**Stated exercise:** State only the count of lines in the listing below that hold "color".

**Dataset:**
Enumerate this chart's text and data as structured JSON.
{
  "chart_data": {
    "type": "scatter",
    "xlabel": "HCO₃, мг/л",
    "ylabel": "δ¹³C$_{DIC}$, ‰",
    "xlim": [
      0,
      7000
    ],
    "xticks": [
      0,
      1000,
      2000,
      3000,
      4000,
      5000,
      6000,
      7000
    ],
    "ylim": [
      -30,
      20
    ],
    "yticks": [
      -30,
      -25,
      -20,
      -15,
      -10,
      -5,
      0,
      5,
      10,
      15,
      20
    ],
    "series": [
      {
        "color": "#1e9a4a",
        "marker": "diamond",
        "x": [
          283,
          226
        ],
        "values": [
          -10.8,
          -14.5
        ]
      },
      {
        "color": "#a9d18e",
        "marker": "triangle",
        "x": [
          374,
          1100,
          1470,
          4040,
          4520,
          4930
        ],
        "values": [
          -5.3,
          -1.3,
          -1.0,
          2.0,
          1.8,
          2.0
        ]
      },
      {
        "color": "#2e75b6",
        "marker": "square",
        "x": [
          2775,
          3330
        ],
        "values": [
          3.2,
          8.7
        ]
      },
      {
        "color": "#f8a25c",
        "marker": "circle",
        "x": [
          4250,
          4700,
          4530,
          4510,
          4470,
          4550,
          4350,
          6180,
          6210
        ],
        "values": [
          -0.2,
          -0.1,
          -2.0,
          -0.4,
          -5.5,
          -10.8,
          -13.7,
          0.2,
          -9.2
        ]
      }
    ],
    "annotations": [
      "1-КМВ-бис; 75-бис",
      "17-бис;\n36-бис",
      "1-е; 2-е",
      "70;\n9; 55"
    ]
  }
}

**Result of this exercise:** 4